● WHAT THE TASK REQUIRES
Copy the listing verbatim, excluding any images found in it.
========
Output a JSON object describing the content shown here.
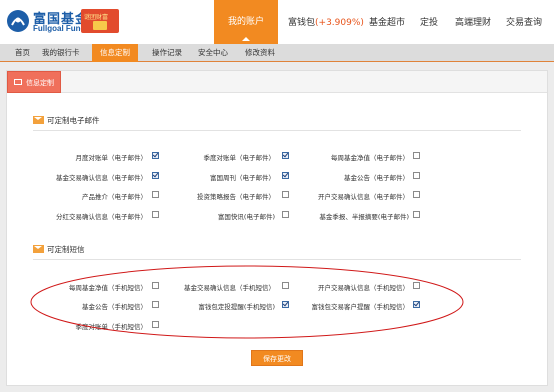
{
  "header": {
    "brand_cn": "富国基金",
    "brand_en": "Fullgoal Fund",
    "promo_text": "谜团财富",
    "nav": {
      "active": "我的账户",
      "item1_prefix": "富钱包",
      "item1_rate": "(+3.909%)",
      "item2": "基金超市",
      "item3": "定投",
      "item4": "高端理财",
      "item5": "交易查询"
    }
  },
  "subnav": {
    "items": [
      "首页",
      "我的银行卡",
      "信息定制",
      "操作记录",
      "安全中心",
      "修改资料"
    ]
  },
  "panel": {
    "tab": "信息定制",
    "email_section": {
      "title": "可定制电子邮件",
      "options": [
        {
          "label": "月度对账单（电子邮件）",
          "checked": true
        },
        {
          "label": "季度对账单（电子邮件）",
          "checked": true
        },
        {
          "label": "每周基金净值（电子邮件）",
          "checked": false
        },
        {
          "label": "基金交易确认信息（电子邮件）",
          "checked": true
        },
        {
          "label": "富国周刊（电子邮件）",
          "checked": true
        },
        {
          "label": "基金公告（电子邮件）",
          "checked": false
        },
        {
          "label": "产品推介（电子邮件）",
          "checked": false
        },
        {
          "label": "投资策略报告（电子邮件）",
          "checked": false
        },
        {
          "label": "开户交易确认信息（电子邮件）",
          "checked": false
        },
        {
          "label": "分红交易确认信息（电子邮件）",
          "checked": false
        },
        {
          "label": "富国快讯(电子邮件)",
          "checked": false
        },
        {
          "label": "基金季报、半报摘要(电子邮件)",
          "checked": false
        }
      ]
    },
    "sms_section": {
      "title": "可定制短信",
      "options": [
        {
          "label": "每周基金净值（手机短信）",
          "checked": false
        },
        {
          "label": "基金交易确认信息（手机短信）",
          "checked": false
        },
        {
          "label": "开户交易确认信息（手机短信）",
          "checked": false
        },
        {
          "label": "基金公告（手机短信）",
          "checked": false
        },
        {
          "label": "富钱包定投提醒(手机短信)",
          "checked": true
        },
        {
          "label": "富钱包交易客户提醒（手机短信）",
          "checked": true
        },
        {
          "label": "季度对账单（手机短信）",
          "checked": false
        }
      ]
    },
    "save_label": "保存更改"
  },
  "colors": {
    "accent": "#f28a21",
    "brand_blue": "#1d5ea8",
    "tab_red": "#f0705b",
    "annotation": "#d01818"
  }
}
========
● SOLUTION TO THIS EXERCISE
Output a JSON object describing the content shown here.
{
  "header": {
    "brand_cn": "富国基金",
    "brand_en": "Fullgoal Fund",
    "promo_text": "谜团财富",
    "nav": {
      "active": "我的账户",
      "item1_prefix": "富钱包",
      "item1_rate": "(+3.909%)",
      "item2": "基金超市",
      "item3": "定投",
      "item4": "高端理财",
      "item5": "交易查询"
    }
  },
  "subnav": {
    "items": [
      "首页",
      "我的银行卡",
      "信息定制",
      "操作记录",
      "安全中心",
      "修改资料"
    ]
  },
  "panel": {
    "tab": "信息定制",
    "email_section": {
      "title": "可定制电子邮件",
      "options": [
        {
          "label": "月度对账单（电子邮件）",
          "checked": true
        },
        {
          "label": "季度对账单（电子邮件）",
          "checked": true
        },
        {
          "label": "每周基金净值（电子邮件）",
          "checked": false
        },
        {
          "label": "基金交易确认信息（电子邮件）",
          "checked": true
        },
        {
          "label": "富国周刊（电子邮件）",
          "checked": true
        },
        {
          "label": "基金公告（电子邮件）",
          "checked": false
        },
        {
          "label": "产品推介（电子邮件）",
          "checked": false
        },
        {
          "label": "投资策略报告（电子邮件）",
          "checked": false
        },
        {
          "label": "开户交易确认信息（电子邮件）",
          "checked": false
        },
        {
          "label": "分红交易确认信息（电子邮件）",
          "checked": false
        },
        {
          "label": "富国快讯(电子邮件)",
          "checked": false
        },
        {
          "label": "基金季报、半报摘要(电子邮件)",
          "checked": false
        }
      ]
    },
    "sms_section": {
      "title": "可定制短信",
      "options": [
        {
          "label": "每周基金净值（手机短信）",
          "checked": false
        },
        {
          "label": "基金交易确认信息（手机短信）",
          "checked": false
        },
        {
          "label": "开户交易确认信息（手机短信）",
          "checked": false
        },
        {
          "label": "基金公告（手机短信）",
          "checked": false
        },
        {
          "label": "富钱包定投提醒(手机短信)",
          "checked": true
        },
        {
          "label": "富钱包交易客户提醒（手机短信）",
          "checked": true
        },
        {
          "label": "季度对账单（手机短信）",
          "checked": false
        }
      ]
    },
    "save_label": "保存更改"
  },
  "colors": {
    "accent": "#f28a21",
    "brand_blue": "#1d5ea8",
    "tab_red": "#f0705b",
    "annotation": "#d01818"
  }
}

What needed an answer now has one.